[Figure data in JSON]
- - - - - - -

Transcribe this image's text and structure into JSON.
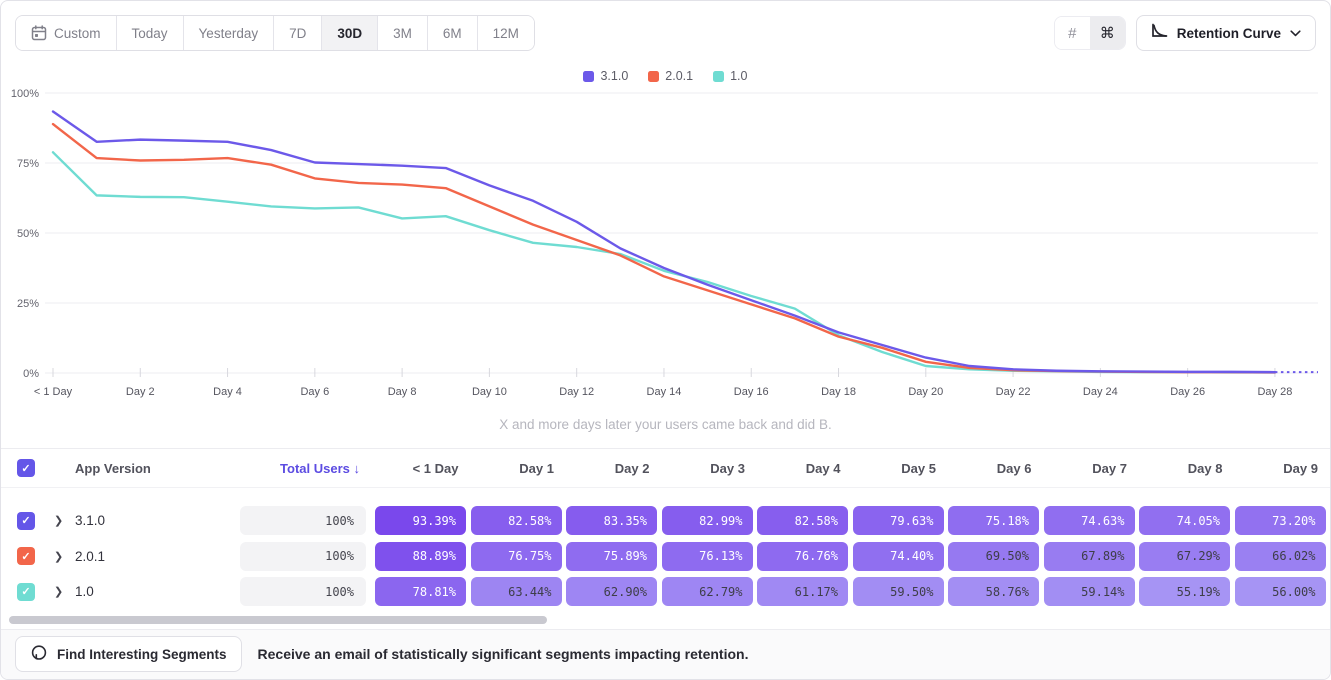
{
  "toolbar": {
    "date_ranges": [
      {
        "label": "Custom",
        "icon": "calendar",
        "active": false
      },
      {
        "label": "Today",
        "active": false
      },
      {
        "label": "Yesterday",
        "active": false
      },
      {
        "label": "7D",
        "active": false
      },
      {
        "label": "30D",
        "active": true
      },
      {
        "label": "3M",
        "active": false
      },
      {
        "label": "6M",
        "active": false
      },
      {
        "label": "12M",
        "active": false
      }
    ],
    "view_icons": [
      {
        "name": "hash-grid",
        "glyph": "#",
        "active": false
      },
      {
        "name": "command",
        "glyph": "⌘",
        "active": true
      }
    ],
    "chart_type": {
      "label": "Retention Curve",
      "icon": "retention-curve"
    }
  },
  "chart_data": {
    "type": "line",
    "title": "",
    "xlabel": "",
    "ylabel": "",
    "ylim": [
      0,
      100
    ],
    "grid": "horizontal",
    "legend_position": "top-center",
    "y_ticks": [
      {
        "label": "100%",
        "value": 100
      },
      {
        "label": "75%",
        "value": 75
      },
      {
        "label": "50%",
        "value": 50
      },
      {
        "label": "25%",
        "value": 25
      },
      {
        "label": "0%",
        "value": 0
      }
    ],
    "x_tick_labels": [
      "< 1 Day",
      "Day 2",
      "Day 4",
      "Day 6",
      "Day 8",
      "Day 10",
      "Day 12",
      "Day 14",
      "Day 16",
      "Day 18",
      "Day 20",
      "Day 22",
      "Day 24",
      "Day 26",
      "Day 28"
    ],
    "x_days": [
      0,
      1,
      2,
      3,
      4,
      5,
      6,
      7,
      8,
      9,
      10,
      11,
      12,
      13,
      14,
      15,
      16,
      17,
      18,
      19,
      20,
      21,
      22,
      23,
      24,
      25,
      26,
      27,
      28
    ],
    "series": [
      {
        "name": "3.1.0",
        "color": "#6C59E9",
        "values": [
          93.39,
          82.58,
          83.35,
          82.99,
          82.58,
          79.63,
          75.18,
          74.63,
          74.05,
          73.2,
          67,
          61.5,
          54,
          44.5,
          37.5,
          31.5,
          26,
          20.5,
          14.5,
          10,
          5.5,
          2.5,
          1.3,
          0.8,
          0.6,
          0.5,
          0.4,
          0.4,
          0.3
        ]
      },
      {
        "name": "2.0.1",
        "color": "#F2664A",
        "values": [
          88.89,
          76.75,
          75.89,
          76.13,
          76.76,
          74.4,
          69.5,
          67.89,
          67.29,
          66.02,
          59.5,
          53,
          47.5,
          42,
          34.5,
          29.5,
          24.5,
          19.5,
          13,
          9,
          4,
          1.8,
          1,
          0.7,
          0.5,
          0.4,
          0.3,
          0.3,
          0.2
        ]
      },
      {
        "name": "1.0",
        "color": "#6FDCD2",
        "values": [
          78.81,
          63.44,
          62.9,
          62.79,
          61.17,
          59.5,
          58.76,
          59.14,
          55.19,
          56,
          51,
          46.5,
          45,
          42.5,
          36.5,
          32.5,
          27.5,
          23,
          13.5,
          7.5,
          2.5,
          1.3,
          0.8,
          0.6,
          0.4,
          0.3,
          0.3,
          0.2,
          0.2
        ]
      }
    ],
    "dashed_extension": {
      "color": "#6C59E9",
      "value": 0.3
    },
    "caption": "X and more days later your users came back and did B."
  },
  "table": {
    "header": {
      "app_version": "App Version",
      "total_users": "Total Users",
      "sort_arrow": "↓",
      "day_columns": [
        "< 1 Day",
        "Day 1",
        "Day 2",
        "Day 3",
        "Day 4",
        "Day 5",
        "Day 6",
        "Day 7",
        "Day 8",
        "Day 9"
      ]
    },
    "pill_scale": {
      "low_value": 56,
      "high_value": 93.4,
      "low_color": "#A694F4",
      "high_color": "#7A48EC",
      "dark_text_threshold": 71,
      "light_text": "#FFFFFF",
      "dark_text": "#3E3E48"
    },
    "header_checkbox_color": "#6456E8",
    "rows": [
      {
        "version": "3.1.0",
        "checkbox_color": "#6456E8",
        "total": "100%",
        "values": [
          93.39,
          82.58,
          83.35,
          82.99,
          82.58,
          79.63,
          75.18,
          74.63,
          74.05,
          73.2
        ]
      },
      {
        "version": "2.0.1",
        "checkbox_color": "#F2664A",
        "total": "100%",
        "values": [
          88.89,
          76.75,
          75.89,
          76.13,
          76.76,
          74.4,
          69.5,
          67.89,
          67.29,
          66.02
        ]
      },
      {
        "version": "1.0",
        "checkbox_color": "#6FDCD2",
        "total": "100%",
        "values": [
          78.81,
          63.44,
          62.9,
          62.79,
          61.17,
          59.5,
          58.76,
          59.14,
          55.19,
          56.0
        ]
      }
    ]
  },
  "footer": {
    "button_label": "Find Interesting Segments",
    "message": "Receive an email of statistically significant segments impacting retention."
  }
}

- - - - - - -

Pictures don't belong in the copy. Transcribe every record exactly as it appears.

Transcribe this image's text and structure into JSON.
{
  "toolbar": {
    "date_ranges": [
      {
        "label": "Custom",
        "icon": "calendar",
        "active": false
      },
      {
        "label": "Today",
        "active": false
      },
      {
        "label": "Yesterday",
        "active": false
      },
      {
        "label": "7D",
        "active": false
      },
      {
        "label": "30D",
        "active": true
      },
      {
        "label": "3M",
        "active": false
      },
      {
        "label": "6M",
        "active": false
      },
      {
        "label": "12M",
        "active": false
      }
    ],
    "view_icons": [
      {
        "name": "hash-grid",
        "glyph": "#",
        "active": false
      },
      {
        "name": "command",
        "glyph": "⌘",
        "active": true
      }
    ],
    "chart_type": {
      "label": "Retention Curve",
      "icon": "retention-curve"
    }
  },
  "chart_data": {
    "type": "line",
    "title": "",
    "xlabel": "",
    "ylabel": "",
    "ylim": [
      0,
      100
    ],
    "grid": "horizontal",
    "legend_position": "top-center",
    "y_ticks": [
      {
        "label": "100%",
        "value": 100
      },
      {
        "label": "75%",
        "value": 75
      },
      {
        "label": "50%",
        "value": 50
      },
      {
        "label": "25%",
        "value": 25
      },
      {
        "label": "0%",
        "value": 0
      }
    ],
    "x_tick_labels": [
      "< 1 Day",
      "Day 2",
      "Day 4",
      "Day 6",
      "Day 8",
      "Day 10",
      "Day 12",
      "Day 14",
      "Day 16",
      "Day 18",
      "Day 20",
      "Day 22",
      "Day 24",
      "Day 26",
      "Day 28"
    ],
    "x_days": [
      0,
      1,
      2,
      3,
      4,
      5,
      6,
      7,
      8,
      9,
      10,
      11,
      12,
      13,
      14,
      15,
      16,
      17,
      18,
      19,
      20,
      21,
      22,
      23,
      24,
      25,
      26,
      27,
      28
    ],
    "series": [
      {
        "name": "3.1.0",
        "color": "#6C59E9",
        "values": [
          93.39,
          82.58,
          83.35,
          82.99,
          82.58,
          79.63,
          75.18,
          74.63,
          74.05,
          73.2,
          67,
          61.5,
          54,
          44.5,
          37.5,
          31.5,
          26,
          20.5,
          14.5,
          10,
          5.5,
          2.5,
          1.3,
          0.8,
          0.6,
          0.5,
          0.4,
          0.4,
          0.3
        ]
      },
      {
        "name": "2.0.1",
        "color": "#F2664A",
        "values": [
          88.89,
          76.75,
          75.89,
          76.13,
          76.76,
          74.4,
          69.5,
          67.89,
          67.29,
          66.02,
          59.5,
          53,
          47.5,
          42,
          34.5,
          29.5,
          24.5,
          19.5,
          13,
          9,
          4,
          1.8,
          1,
          0.7,
          0.5,
          0.4,
          0.3,
          0.3,
          0.2
        ]
      },
      {
        "name": "1.0",
        "color": "#6FDCD2",
        "values": [
          78.81,
          63.44,
          62.9,
          62.79,
          61.17,
          59.5,
          58.76,
          59.14,
          55.19,
          56,
          51,
          46.5,
          45,
          42.5,
          36.5,
          32.5,
          27.5,
          23,
          13.5,
          7.5,
          2.5,
          1.3,
          0.8,
          0.6,
          0.4,
          0.3,
          0.3,
          0.2,
          0.2
        ]
      }
    ],
    "dashed_extension": {
      "color": "#6C59E9",
      "value": 0.3
    },
    "caption": "X and more days later your users came back and did B."
  },
  "table": {
    "header": {
      "app_version": "App Version",
      "total_users": "Total Users",
      "sort_arrow": "↓",
      "day_columns": [
        "< 1 Day",
        "Day 1",
        "Day 2",
        "Day 3",
        "Day 4",
        "Day 5",
        "Day 6",
        "Day 7",
        "Day 8",
        "Day 9"
      ]
    },
    "pill_scale": {
      "low_value": 56,
      "high_value": 93.4,
      "low_color": "#A694F4",
      "high_color": "#7A48EC",
      "dark_text_threshold": 71,
      "light_text": "#FFFFFF",
      "dark_text": "#3E3E48"
    },
    "header_checkbox_color": "#6456E8",
    "rows": [
      {
        "version": "3.1.0",
        "checkbox_color": "#6456E8",
        "total": "100%",
        "values": [
          93.39,
          82.58,
          83.35,
          82.99,
          82.58,
          79.63,
          75.18,
          74.63,
          74.05,
          73.2
        ]
      },
      {
        "version": "2.0.1",
        "checkbox_color": "#F2664A",
        "total": "100%",
        "values": [
          88.89,
          76.75,
          75.89,
          76.13,
          76.76,
          74.4,
          69.5,
          67.89,
          67.29,
          66.02
        ]
      },
      {
        "version": "1.0",
        "checkbox_color": "#6FDCD2",
        "total": "100%",
        "values": [
          78.81,
          63.44,
          62.9,
          62.79,
          61.17,
          59.5,
          58.76,
          59.14,
          55.19,
          56.0
        ]
      }
    ]
  },
  "footer": {
    "button_label": "Find Interesting Segments",
    "message": "Receive an email of statistically significant segments impacting retention."
  }
}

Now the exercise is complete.